Everything from the line containing "What data populates" through the last line of the records must be returned verbatim, and nothing outside that range.

Data listing
+++
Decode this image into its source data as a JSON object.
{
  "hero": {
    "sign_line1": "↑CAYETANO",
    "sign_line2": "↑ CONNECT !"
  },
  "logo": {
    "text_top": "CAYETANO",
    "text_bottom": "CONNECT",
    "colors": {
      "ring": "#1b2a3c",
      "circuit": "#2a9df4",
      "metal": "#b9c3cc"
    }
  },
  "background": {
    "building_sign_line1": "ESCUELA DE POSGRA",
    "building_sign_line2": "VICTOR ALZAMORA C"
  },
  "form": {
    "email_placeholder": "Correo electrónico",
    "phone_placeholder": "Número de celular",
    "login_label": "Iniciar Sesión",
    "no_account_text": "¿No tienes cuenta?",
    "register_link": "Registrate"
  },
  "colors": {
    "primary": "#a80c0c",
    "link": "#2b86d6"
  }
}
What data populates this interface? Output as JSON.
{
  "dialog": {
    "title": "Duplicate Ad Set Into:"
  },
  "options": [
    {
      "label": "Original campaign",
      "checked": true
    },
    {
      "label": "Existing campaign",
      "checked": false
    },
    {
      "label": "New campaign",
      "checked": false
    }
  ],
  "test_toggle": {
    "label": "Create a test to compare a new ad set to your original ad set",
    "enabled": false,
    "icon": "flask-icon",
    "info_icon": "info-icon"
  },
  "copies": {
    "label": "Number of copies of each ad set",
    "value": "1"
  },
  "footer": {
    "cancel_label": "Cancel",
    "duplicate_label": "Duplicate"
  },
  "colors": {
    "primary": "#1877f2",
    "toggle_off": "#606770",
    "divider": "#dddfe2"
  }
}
+++
#### [COMPLETED EXERCISE]
What data populates this interface? Output as JSON.
{
  "dialog": {
    "title": "Duplicate Ad Set Into:"
  },
  "options": [
    {
      "label": "Original campaign",
      "checked": true
    },
    {
      "label": "Existing campaign",
      "checked": false
    },
    {
      "label": "New campaign",
      "checked": false
    }
  ],
  "test_toggle": {
    "label": "Create a test to compare a new ad set to your original ad set",
    "enabled": false,
    "icon": "flask-icon",
    "info_icon": "info-icon"
  },
  "copies": {
    "label": "Number of copies of each ad set",
    "value": "1"
  },
  "footer": {
    "cancel_label": "Cancel",
    "duplicate_label": "Duplicate"
  },
  "colors": {
    "primary": "#1877f2",
    "toggle_off": "#606770",
    "divider": "#dddfe2"
  }
}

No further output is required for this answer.